━━━ INFORMATION SUPPLIED ━━━
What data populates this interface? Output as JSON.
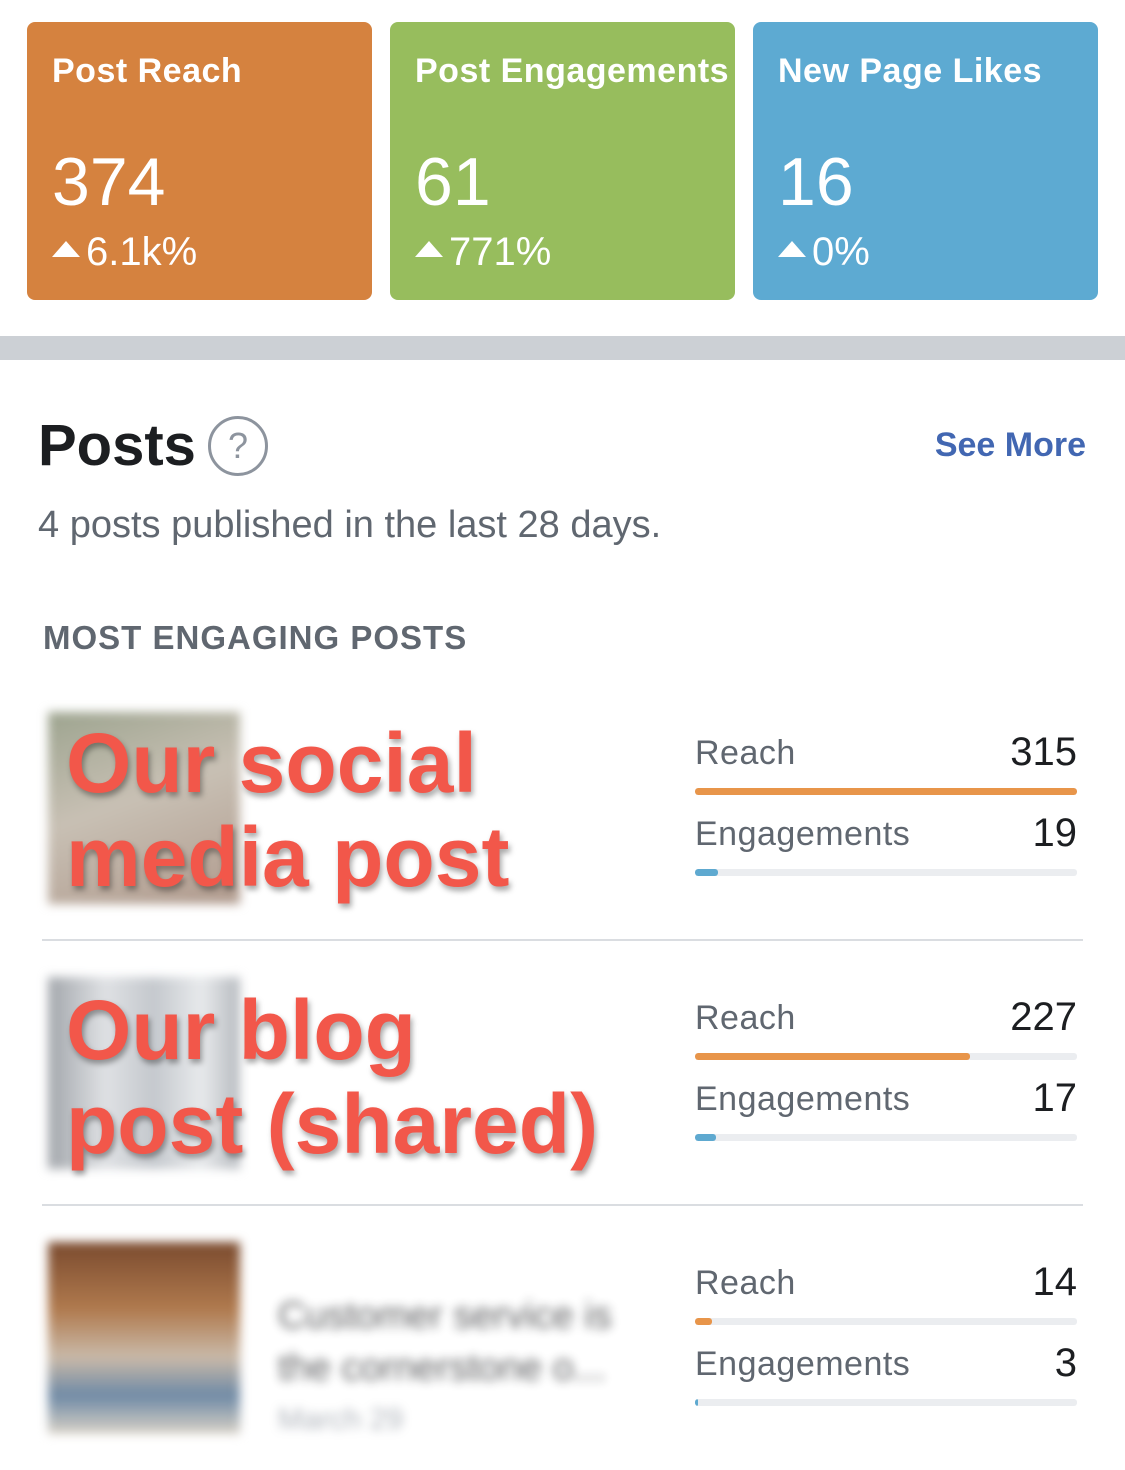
{
  "colors": {
    "reach_card": "#d5823f",
    "engagements_card": "#97bd5d",
    "likes_card": "#5daad2",
    "link": "#4267b2",
    "overlay_text": "#f2574a",
    "reach_bar": "#e8954a",
    "engagement_bar": "#5ea9d0"
  },
  "metrics": [
    {
      "title": "Post Reach",
      "value": "374",
      "change": "6.1k%",
      "icon": "arrow-up-icon"
    },
    {
      "title": "Post Engagements",
      "value": "61",
      "change": "771%",
      "icon": "arrow-up-icon"
    },
    {
      "title": "New Page Likes",
      "value": "16",
      "change": "0%",
      "icon": "arrow-up-icon"
    }
  ],
  "posts_section": {
    "title": "Posts",
    "help_icon": "question-circle-icon",
    "see_more": "See More",
    "subtitle": "4 posts published in the last 28 days.",
    "section_label": "MOST ENGAGING POSTS"
  },
  "posts": [
    {
      "overlay_label": "Our social\nmedia post",
      "blurred_text": "",
      "reach_label": "Reach",
      "reach": 315,
      "reach_fraction": 1.0,
      "engagements_label": "Engagements",
      "engagements": 19,
      "engagements_fraction": 0.06
    },
    {
      "overlay_label": "Our blog\npost (shared)",
      "blurred_text": "",
      "reach_label": "Reach",
      "reach": 227,
      "reach_fraction": 0.72,
      "engagements_label": "Engagements",
      "engagements": 17,
      "engagements_fraction": 0.054
    },
    {
      "overlay_label": "",
      "blurred_line_1": "Customer service is",
      "blurred_line_2": "the cornerstone o...",
      "blurred_date": "March 29",
      "reach_label": "Reach",
      "reach": 14,
      "reach_fraction": 0.044,
      "engagements_label": "Engagements",
      "engagements": 3,
      "engagements_fraction": 0.009
    }
  ]
}
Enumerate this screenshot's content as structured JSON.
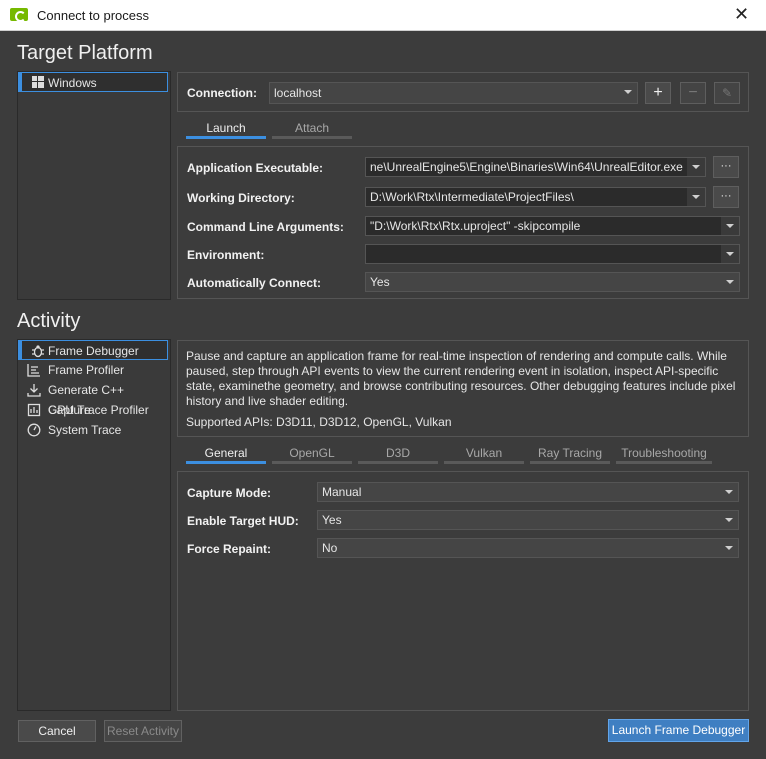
━━━
## TO DO
Copy the whole listing above word for word but do not carry over the pictures.

## EXERCISE RESULT
What data populates this interface? Output as JSON.
{
  "colors": {
    "reach_card": "#d5823f",
    "engagements_card": "#97bd5d",
    "likes_card": "#5daad2",
    "link": "#4267b2",
    "overlay_text": "#f2574a",
    "reach_bar": "#e8954a",
    "engagement_bar": "#5ea9d0"
  },
  "metrics": [
    {
      "title": "Post Reach",
      "value": "374",
      "change": "6.1k%",
      "icon": "arrow-up-icon"
    },
    {
      "title": "Post Engagements",
      "value": "61",
      "change": "771%",
      "icon": "arrow-up-icon"
    },
    {
      "title": "New Page Likes",
      "value": "16",
      "change": "0%",
      "icon": "arrow-up-icon"
    }
  ],
  "posts_section": {
    "title": "Posts",
    "help_icon": "question-circle-icon",
    "see_more": "See More",
    "subtitle": "4 posts published in the last 28 days.",
    "section_label": "MOST ENGAGING POSTS"
  },
  "posts": [
    {
      "overlay_label": "Our social\nmedia post",
      "blurred_text": "",
      "reach_label": "Reach",
      "reach": 315,
      "reach_fraction": 1.0,
      "engagements_label": "Engagements",
      "engagements": 19,
      "engagements_fraction": 0.06
    },
    {
      "overlay_label": "Our blog\npost (shared)",
      "blurred_text": "",
      "reach_label": "Reach",
      "reach": 227,
      "reach_fraction": 0.72,
      "engagements_label": "Engagements",
      "engagements": 17,
      "engagements_fraction": 0.054
    },
    {
      "overlay_label": "",
      "blurred_line_1": "Customer service is",
      "blurred_line_2": "the cornerstone o...",
      "blurred_date": "March 29",
      "reach_label": "Reach",
      "reach": 14,
      "reach_fraction": 0.044,
      "engagements_label": "Engagements",
      "engagements": 3,
      "engagements_fraction": 0.009
    }
  ]
}
Enumerate this screenshot's content as structured JSON.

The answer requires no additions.